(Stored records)
-------
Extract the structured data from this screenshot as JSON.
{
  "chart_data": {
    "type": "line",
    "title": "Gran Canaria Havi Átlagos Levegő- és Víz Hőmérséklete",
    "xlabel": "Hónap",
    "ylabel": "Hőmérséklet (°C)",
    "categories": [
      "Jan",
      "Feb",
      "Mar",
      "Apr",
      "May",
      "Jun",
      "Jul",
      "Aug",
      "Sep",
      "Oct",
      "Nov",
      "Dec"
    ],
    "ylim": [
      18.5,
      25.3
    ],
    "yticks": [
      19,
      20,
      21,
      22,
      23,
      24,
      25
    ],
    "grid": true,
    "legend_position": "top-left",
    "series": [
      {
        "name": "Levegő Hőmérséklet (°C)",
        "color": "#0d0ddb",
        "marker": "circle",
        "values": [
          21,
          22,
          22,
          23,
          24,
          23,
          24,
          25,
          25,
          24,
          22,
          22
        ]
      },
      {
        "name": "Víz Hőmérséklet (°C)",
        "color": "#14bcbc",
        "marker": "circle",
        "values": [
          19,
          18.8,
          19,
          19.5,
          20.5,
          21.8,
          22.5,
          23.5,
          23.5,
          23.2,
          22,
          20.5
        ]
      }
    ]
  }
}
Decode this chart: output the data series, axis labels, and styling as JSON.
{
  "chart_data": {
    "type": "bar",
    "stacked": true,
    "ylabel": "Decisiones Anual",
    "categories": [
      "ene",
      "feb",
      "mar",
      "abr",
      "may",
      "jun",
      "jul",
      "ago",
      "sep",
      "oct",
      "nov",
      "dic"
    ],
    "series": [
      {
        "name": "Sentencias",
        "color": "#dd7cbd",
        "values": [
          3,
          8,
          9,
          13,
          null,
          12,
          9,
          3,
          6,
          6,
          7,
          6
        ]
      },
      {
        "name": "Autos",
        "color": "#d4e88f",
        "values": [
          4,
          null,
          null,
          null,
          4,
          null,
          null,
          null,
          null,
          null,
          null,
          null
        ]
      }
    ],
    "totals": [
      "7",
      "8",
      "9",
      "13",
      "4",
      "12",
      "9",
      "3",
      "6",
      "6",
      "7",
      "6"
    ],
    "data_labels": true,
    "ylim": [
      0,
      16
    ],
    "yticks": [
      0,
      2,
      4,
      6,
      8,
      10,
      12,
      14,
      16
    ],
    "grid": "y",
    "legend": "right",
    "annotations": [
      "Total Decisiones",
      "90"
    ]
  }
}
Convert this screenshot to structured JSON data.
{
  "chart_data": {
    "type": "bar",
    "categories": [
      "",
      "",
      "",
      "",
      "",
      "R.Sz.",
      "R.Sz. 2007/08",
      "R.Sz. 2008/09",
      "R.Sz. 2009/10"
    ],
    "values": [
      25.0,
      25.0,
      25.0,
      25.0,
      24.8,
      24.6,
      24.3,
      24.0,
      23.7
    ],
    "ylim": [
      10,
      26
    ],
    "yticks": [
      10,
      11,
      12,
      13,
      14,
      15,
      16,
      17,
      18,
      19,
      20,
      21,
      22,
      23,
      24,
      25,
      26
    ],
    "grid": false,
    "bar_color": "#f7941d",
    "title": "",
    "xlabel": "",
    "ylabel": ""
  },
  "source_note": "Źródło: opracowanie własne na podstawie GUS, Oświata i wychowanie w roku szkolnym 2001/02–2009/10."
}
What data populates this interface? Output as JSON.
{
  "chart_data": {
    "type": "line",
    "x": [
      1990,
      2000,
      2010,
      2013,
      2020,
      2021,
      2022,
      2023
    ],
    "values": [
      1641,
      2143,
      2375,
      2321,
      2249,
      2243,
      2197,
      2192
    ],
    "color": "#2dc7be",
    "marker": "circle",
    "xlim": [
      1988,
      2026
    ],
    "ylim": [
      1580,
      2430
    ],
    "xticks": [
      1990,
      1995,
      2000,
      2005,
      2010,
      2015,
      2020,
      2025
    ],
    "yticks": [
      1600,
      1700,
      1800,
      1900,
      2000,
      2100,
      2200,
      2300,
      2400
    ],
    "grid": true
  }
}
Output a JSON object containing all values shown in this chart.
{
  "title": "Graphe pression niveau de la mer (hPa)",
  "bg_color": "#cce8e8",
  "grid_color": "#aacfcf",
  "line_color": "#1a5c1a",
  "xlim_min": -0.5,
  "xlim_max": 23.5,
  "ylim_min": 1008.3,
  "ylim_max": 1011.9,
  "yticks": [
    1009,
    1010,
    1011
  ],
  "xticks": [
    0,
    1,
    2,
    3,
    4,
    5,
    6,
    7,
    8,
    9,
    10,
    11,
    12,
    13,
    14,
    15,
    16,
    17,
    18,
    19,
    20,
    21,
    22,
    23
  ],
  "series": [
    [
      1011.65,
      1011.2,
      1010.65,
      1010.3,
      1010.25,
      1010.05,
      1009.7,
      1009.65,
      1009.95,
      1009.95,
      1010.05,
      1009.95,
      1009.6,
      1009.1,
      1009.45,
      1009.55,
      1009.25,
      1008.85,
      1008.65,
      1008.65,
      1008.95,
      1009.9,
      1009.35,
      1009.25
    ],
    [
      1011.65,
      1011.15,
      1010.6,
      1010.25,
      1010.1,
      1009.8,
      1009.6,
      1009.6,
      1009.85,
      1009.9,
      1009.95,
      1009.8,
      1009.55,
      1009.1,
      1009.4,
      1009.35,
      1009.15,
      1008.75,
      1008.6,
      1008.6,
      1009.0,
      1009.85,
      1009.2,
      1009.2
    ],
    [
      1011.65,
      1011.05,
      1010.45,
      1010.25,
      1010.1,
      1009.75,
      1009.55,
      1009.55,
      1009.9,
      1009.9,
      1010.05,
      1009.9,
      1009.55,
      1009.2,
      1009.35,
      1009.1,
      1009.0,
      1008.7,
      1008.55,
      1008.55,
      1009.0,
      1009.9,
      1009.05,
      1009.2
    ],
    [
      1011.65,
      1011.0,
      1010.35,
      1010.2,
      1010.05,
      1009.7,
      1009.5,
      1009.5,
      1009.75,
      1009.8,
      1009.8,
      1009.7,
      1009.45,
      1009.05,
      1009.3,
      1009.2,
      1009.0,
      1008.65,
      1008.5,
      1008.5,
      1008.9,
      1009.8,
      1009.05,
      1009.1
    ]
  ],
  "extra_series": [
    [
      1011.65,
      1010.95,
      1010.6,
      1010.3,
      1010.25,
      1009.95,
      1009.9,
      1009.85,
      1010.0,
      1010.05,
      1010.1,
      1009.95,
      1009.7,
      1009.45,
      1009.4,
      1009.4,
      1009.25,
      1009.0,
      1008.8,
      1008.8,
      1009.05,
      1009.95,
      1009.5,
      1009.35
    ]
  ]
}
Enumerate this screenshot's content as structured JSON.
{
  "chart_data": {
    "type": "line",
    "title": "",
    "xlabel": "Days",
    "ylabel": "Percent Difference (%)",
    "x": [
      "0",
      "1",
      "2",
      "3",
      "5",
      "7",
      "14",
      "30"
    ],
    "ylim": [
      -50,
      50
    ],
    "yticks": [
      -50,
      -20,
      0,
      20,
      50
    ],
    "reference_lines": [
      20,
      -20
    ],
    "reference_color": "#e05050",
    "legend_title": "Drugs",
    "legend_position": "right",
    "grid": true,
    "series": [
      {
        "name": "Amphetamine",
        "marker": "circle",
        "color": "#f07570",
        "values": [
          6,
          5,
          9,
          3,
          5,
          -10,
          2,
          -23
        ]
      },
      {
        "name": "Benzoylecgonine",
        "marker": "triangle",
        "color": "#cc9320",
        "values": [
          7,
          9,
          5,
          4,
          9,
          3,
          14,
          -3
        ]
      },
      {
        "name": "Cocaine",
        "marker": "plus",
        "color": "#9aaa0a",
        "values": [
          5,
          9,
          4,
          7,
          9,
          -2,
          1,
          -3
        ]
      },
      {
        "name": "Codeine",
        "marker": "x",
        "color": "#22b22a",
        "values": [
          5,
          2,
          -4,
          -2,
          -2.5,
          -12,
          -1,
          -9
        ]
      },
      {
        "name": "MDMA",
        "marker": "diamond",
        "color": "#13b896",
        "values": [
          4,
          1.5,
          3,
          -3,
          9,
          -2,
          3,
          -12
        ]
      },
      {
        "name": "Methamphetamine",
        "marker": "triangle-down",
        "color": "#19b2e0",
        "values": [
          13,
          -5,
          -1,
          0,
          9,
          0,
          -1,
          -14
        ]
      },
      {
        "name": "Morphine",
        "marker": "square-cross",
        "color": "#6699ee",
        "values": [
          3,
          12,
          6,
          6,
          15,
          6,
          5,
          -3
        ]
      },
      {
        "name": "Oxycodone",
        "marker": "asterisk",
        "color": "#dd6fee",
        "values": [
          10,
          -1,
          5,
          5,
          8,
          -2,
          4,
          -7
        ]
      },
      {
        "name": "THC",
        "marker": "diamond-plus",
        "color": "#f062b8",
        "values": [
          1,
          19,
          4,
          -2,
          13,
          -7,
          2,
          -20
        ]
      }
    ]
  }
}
-------
# EXERCISE REQUIREMENTS
From the data above, show each line that contains "screenshot".

# OUTPUT OF THE TASK
Extract the structured data from this screenshot as JSON.
Convert this screenshot to structured JSON data.
Enumerate this screenshot's content as structured JSON.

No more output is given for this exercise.